PROBLEM TO WORK ON: Please write out exactly the lines that begin at the line containing "Parse this chart and return its data as JSON." and run to the end of the records.
— begin INFORMATION GIVEN —
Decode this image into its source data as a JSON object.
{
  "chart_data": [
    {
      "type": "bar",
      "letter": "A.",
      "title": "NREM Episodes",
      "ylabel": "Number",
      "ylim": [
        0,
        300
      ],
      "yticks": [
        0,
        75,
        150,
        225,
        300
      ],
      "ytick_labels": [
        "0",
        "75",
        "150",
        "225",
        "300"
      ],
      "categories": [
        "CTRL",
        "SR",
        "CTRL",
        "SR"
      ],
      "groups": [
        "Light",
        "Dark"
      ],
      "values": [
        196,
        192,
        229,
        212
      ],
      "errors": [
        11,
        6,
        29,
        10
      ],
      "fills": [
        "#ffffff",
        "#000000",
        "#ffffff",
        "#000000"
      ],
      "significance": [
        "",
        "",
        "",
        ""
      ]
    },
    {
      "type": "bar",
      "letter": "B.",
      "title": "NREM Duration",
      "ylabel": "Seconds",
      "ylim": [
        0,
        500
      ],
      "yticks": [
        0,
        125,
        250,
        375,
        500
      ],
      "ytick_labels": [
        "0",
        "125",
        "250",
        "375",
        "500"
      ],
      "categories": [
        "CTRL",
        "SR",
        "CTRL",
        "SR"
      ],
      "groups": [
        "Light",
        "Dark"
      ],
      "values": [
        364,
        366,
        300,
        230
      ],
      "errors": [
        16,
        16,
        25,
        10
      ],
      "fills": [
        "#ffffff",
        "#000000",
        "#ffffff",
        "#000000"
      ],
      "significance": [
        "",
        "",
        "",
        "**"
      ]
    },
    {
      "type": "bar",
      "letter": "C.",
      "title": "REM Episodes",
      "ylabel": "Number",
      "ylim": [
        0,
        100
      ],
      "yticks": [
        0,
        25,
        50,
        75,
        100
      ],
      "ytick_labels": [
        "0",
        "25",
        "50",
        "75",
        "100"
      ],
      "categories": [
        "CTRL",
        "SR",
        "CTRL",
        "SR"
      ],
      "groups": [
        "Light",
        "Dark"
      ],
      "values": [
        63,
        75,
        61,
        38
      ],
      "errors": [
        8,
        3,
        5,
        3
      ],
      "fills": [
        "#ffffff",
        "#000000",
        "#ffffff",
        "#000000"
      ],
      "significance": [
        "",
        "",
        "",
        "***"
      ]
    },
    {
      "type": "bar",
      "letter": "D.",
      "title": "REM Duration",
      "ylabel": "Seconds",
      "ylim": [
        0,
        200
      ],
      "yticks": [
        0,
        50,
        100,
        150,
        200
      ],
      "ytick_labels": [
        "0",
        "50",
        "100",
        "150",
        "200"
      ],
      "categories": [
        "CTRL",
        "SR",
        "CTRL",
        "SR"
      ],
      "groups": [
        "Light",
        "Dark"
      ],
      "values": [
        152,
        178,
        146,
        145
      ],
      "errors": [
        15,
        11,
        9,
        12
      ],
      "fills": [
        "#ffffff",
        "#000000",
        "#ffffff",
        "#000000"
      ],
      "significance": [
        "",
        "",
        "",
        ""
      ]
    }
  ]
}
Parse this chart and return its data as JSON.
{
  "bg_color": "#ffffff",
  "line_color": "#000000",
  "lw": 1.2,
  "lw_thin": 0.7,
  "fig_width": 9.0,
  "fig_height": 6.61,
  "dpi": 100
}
— end INFORMATION GIVEN —
RESULT:
Parse this chart and return its data as JSON.
{
  "bg_color": "#ffffff",
  "line_color": "#000000",
  "lw": 1.2,
  "lw_thin": 0.7,
  "fig_width": 9.0,
  "fig_height": 6.61,
  "dpi": 100
}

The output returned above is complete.